• What is required: Your task is to print all of the data word for word.

• Listed records:
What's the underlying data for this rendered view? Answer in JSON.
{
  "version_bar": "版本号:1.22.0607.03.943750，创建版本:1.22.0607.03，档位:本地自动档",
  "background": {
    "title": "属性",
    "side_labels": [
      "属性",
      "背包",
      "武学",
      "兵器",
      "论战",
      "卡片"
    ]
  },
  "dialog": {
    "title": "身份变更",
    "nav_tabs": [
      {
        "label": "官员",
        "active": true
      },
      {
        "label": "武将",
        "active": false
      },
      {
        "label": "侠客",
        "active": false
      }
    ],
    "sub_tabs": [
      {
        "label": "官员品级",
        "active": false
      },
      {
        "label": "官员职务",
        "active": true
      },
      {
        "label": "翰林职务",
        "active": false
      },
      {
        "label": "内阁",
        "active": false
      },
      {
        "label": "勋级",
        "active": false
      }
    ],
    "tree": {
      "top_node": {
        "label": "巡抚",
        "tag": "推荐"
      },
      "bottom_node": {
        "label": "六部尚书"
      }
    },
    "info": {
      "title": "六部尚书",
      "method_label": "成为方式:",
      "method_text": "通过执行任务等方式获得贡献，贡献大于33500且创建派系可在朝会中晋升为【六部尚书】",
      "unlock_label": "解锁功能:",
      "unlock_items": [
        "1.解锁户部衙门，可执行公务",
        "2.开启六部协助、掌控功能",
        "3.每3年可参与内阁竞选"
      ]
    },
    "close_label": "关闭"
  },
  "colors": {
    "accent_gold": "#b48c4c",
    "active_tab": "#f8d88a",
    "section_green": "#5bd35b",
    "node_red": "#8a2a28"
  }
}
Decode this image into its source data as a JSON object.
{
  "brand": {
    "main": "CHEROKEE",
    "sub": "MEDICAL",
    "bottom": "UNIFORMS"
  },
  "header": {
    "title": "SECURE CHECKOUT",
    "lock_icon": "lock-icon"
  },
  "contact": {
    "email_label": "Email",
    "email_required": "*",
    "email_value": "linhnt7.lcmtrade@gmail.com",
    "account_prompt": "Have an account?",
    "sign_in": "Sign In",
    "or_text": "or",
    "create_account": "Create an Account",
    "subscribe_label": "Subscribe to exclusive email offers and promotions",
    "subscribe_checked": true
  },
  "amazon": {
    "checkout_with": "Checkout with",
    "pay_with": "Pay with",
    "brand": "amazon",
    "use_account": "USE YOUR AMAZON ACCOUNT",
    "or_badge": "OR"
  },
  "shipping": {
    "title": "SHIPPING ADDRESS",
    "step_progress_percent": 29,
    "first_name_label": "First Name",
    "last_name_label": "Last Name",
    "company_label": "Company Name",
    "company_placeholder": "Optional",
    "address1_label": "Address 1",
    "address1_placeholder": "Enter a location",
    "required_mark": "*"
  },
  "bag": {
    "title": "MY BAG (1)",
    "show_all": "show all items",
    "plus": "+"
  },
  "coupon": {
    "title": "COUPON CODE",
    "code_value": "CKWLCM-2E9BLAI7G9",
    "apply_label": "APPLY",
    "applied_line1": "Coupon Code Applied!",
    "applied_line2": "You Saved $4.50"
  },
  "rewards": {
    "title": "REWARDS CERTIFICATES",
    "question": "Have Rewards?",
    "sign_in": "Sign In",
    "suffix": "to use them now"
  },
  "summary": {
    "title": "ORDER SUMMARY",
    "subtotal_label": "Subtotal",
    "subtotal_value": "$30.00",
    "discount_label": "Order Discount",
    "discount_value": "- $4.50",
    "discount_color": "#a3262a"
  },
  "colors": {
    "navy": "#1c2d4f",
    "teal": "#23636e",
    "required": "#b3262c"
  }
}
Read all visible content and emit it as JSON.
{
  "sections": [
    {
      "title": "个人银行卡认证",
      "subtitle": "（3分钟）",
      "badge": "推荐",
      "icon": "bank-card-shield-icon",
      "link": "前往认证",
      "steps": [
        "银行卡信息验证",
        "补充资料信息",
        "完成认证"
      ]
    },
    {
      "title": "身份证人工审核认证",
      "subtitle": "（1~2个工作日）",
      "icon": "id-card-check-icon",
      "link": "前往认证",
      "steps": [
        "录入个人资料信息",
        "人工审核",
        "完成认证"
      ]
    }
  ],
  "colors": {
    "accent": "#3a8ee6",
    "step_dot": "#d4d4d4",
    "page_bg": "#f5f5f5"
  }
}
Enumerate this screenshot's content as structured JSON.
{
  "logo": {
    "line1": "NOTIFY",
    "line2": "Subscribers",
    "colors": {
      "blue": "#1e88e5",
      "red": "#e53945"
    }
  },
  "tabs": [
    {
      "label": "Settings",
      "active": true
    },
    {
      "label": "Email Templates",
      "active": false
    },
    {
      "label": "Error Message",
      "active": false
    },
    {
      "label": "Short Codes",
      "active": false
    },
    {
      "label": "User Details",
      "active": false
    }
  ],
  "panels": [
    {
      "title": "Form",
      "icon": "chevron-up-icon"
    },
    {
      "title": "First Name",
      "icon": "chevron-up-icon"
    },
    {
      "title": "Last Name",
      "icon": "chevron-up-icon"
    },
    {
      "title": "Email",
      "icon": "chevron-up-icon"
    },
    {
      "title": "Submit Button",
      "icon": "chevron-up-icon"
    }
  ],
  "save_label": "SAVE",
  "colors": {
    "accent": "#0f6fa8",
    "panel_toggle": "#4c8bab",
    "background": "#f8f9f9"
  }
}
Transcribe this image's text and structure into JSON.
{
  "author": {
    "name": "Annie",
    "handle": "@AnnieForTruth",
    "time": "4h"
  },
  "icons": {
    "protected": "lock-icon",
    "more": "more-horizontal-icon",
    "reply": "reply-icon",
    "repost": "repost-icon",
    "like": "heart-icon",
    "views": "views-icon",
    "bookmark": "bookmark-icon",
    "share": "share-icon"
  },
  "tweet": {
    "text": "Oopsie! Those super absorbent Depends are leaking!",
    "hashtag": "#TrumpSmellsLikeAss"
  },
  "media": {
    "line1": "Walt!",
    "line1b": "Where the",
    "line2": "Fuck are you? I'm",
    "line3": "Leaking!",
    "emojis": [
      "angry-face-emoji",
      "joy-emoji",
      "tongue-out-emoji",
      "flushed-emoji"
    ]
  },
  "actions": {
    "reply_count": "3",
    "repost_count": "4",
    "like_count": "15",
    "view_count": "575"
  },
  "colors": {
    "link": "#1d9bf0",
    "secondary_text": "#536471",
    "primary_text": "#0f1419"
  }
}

• Exercise result:
What's the underlying data for this rendered view? Answer in JSON.
{
  "version_bar": "版本号:1.22.0607.03.943750，创建版本:1.22.0607.03，档位:本地自动档",
  "background": {
    "title": "属性",
    "side_labels": [
      "属性",
      "背包",
      "武学",
      "兵器",
      "论战",
      "卡片"
    ]
  },
  "dialog": {
    "title": "身份变更",
    "nav_tabs": [
      {
        "label": "官员",
        "active": true
      },
      {
        "label": "武将",
        "active": false
      },
      {
        "label": "侠客",
        "active": false
      }
    ],
    "sub_tabs": [
      {
        "label": "官员品级",
        "active": false
      },
      {
        "label": "官员职务",
        "active": true
      },
      {
        "label": "翰林职务",
        "active": false
      },
      {
        "label": "内阁",
        "active": false
      },
      {
        "label": "勋级",
        "active": false
      }
    ],
    "tree": {
      "top_node": {
        "label": "巡抚",
        "tag": "推荐"
      },
      "bottom_node": {
        "label": "六部尚书"
      }
    },
    "info": {
      "title": "六部尚书",
      "method_label": "成为方式:",
      "method_text": "通过执行任务等方式获得贡献，贡献大于33500且创建派系可在朝会中晋升为【六部尚书】",
      "unlock_label": "解锁功能:",
      "unlock_items": [
        "1.解锁户部衙门，可执行公务",
        "2.开启六部协助、掌控功能",
        "3.每3年可参与内阁竞选"
      ]
    },
    "close_label": "关闭"
  },
  "colors": {
    "accent_gold": "#b48c4c",
    "active_tab": "#f8d88a",
    "section_green": "#5bd35b",
    "node_red": "#8a2a28"
  }
}
Decode this image into its source data as a JSON object.
{
  "brand": {
    "main": "CHEROKEE",
    "sub": "MEDICAL",
    "bottom": "UNIFORMS"
  },
  "header": {
    "title": "SECURE CHECKOUT",
    "lock_icon": "lock-icon"
  },
  "contact": {
    "email_label": "Email",
    "email_required": "*",
    "email_value": "linhnt7.lcmtrade@gmail.com",
    "account_prompt": "Have an account?",
    "sign_in": "Sign In",
    "or_text": "or",
    "create_account": "Create an Account",
    "subscribe_label": "Subscribe to exclusive email offers and promotions",
    "subscribe_checked": true
  },
  "amazon": {
    "checkout_with": "Checkout with",
    "pay_with": "Pay with",
    "brand": "amazon",
    "use_account": "USE YOUR AMAZON ACCOUNT",
    "or_badge": "OR"
  },
  "shipping": {
    "title": "SHIPPING ADDRESS",
    "step_progress_percent": 29,
    "first_name_label": "First Name",
    "last_name_label": "Last Name",
    "company_label": "Company Name",
    "company_placeholder": "Optional",
    "address1_label": "Address 1",
    "address1_placeholder": "Enter a location",
    "required_mark": "*"
  },
  "bag": {
    "title": "MY BAG (1)",
    "show_all": "show all items",
    "plus": "+"
  },
  "coupon": {
    "title": "COUPON CODE",
    "code_value": "CKWLCM-2E9BLAI7G9",
    "apply_label": "APPLY",
    "applied_line1": "Coupon Code Applied!",
    "applied_line2": "You Saved $4.50"
  },
  "rewards": {
    "title": "REWARDS CERTIFICATES",
    "question": "Have Rewards?",
    "sign_in": "Sign In",
    "suffix": "to use them now"
  },
  "summary": {
    "title": "ORDER SUMMARY",
    "subtotal_label": "Subtotal",
    "subtotal_value": "$30.00",
    "discount_label": "Order Discount",
    "discount_value": "- $4.50",
    "discount_color": "#a3262a"
  },
  "colors": {
    "navy": "#1c2d4f",
    "teal": "#23636e",
    "required": "#b3262c"
  }
}
Read all visible content and emit it as JSON.
{
  "sections": [
    {
      "title": "个人银行卡认证",
      "subtitle": "（3分钟）",
      "badge": "推荐",
      "icon": "bank-card-shield-icon",
      "link": "前往认证",
      "steps": [
        "银行卡信息验证",
        "补充资料信息",
        "完成认证"
      ]
    },
    {
      "title": "身份证人工审核认证",
      "subtitle": "（1~2个工作日）",
      "icon": "id-card-check-icon",
      "link": "前往认证",
      "steps": [
        "录入个人资料信息",
        "人工审核",
        "完成认证"
      ]
    }
  ],
  "colors": {
    "accent": "#3a8ee6",
    "step_dot": "#d4d4d4",
    "page_bg": "#f5f5f5"
  }
}
Enumerate this screenshot's content as structured JSON.
{
  "logo": {
    "line1": "NOTIFY",
    "line2": "Subscribers",
    "colors": {
      "blue": "#1e88e5",
      "red": "#e53945"
    }
  },
  "tabs": [
    {
      "label": "Settings",
      "active": true
    },
    {
      "label": "Email Templates",
      "active": false
    },
    {
      "label": "Error Message",
      "active": false
    },
    {
      "label": "Short Codes",
      "active": false
    },
    {
      "label": "User Details",
      "active": false
    }
  ],
  "panels": [
    {
      "title": "Form",
      "icon": "chevron-up-icon"
    },
    {
      "title": "First Name",
      "icon": "chevron-up-icon"
    },
    {
      "title": "Last Name",
      "icon": "chevron-up-icon"
    },
    {
      "title": "Email",
      "icon": "chevron-up-icon"
    },
    {
      "title": "Submit Button",
      "icon": "chevron-up-icon"
    }
  ],
  "save_label": "SAVE",
  "colors": {
    "accent": "#0f6fa8",
    "panel_toggle": "#4c8bab",
    "background": "#f8f9f9"
  }
}
Transcribe this image's text and structure into JSON.
{
  "author": {
    "name": "Annie",
    "handle": "@AnnieForTruth",
    "time": "4h"
  },
  "icons": {
    "protected": "lock-icon",
    "more": "more-horizontal-icon",
    "reply": "reply-icon",
    "repost": "repost-icon",
    "like": "heart-icon",
    "views": "views-icon",
    "bookmark": "bookmark-icon",
    "share": "share-icon"
  },
  "tweet": {
    "text": "Oopsie! Those super absorbent Depends are leaking!",
    "hashtag": "#TrumpSmellsLikeAss"
  },
  "media": {
    "line1": "Walt!",
    "line1b": "Where the",
    "line2": "Fuck are you? I'm",
    "line3": "Leaking!",
    "emojis": [
      "angry-face-emoji",
      "joy-emoji",
      "tongue-out-emoji",
      "flushed-emoji"
    ]
  },
  "actions": {
    "reply_count": "3",
    "repost_count": "4",
    "like_count": "15",
    "view_count": "575"
  },
  "colors": {
    "link": "#1d9bf0",
    "secondary_text": "#536471",
    "primary_text": "#0f1419"
  }
}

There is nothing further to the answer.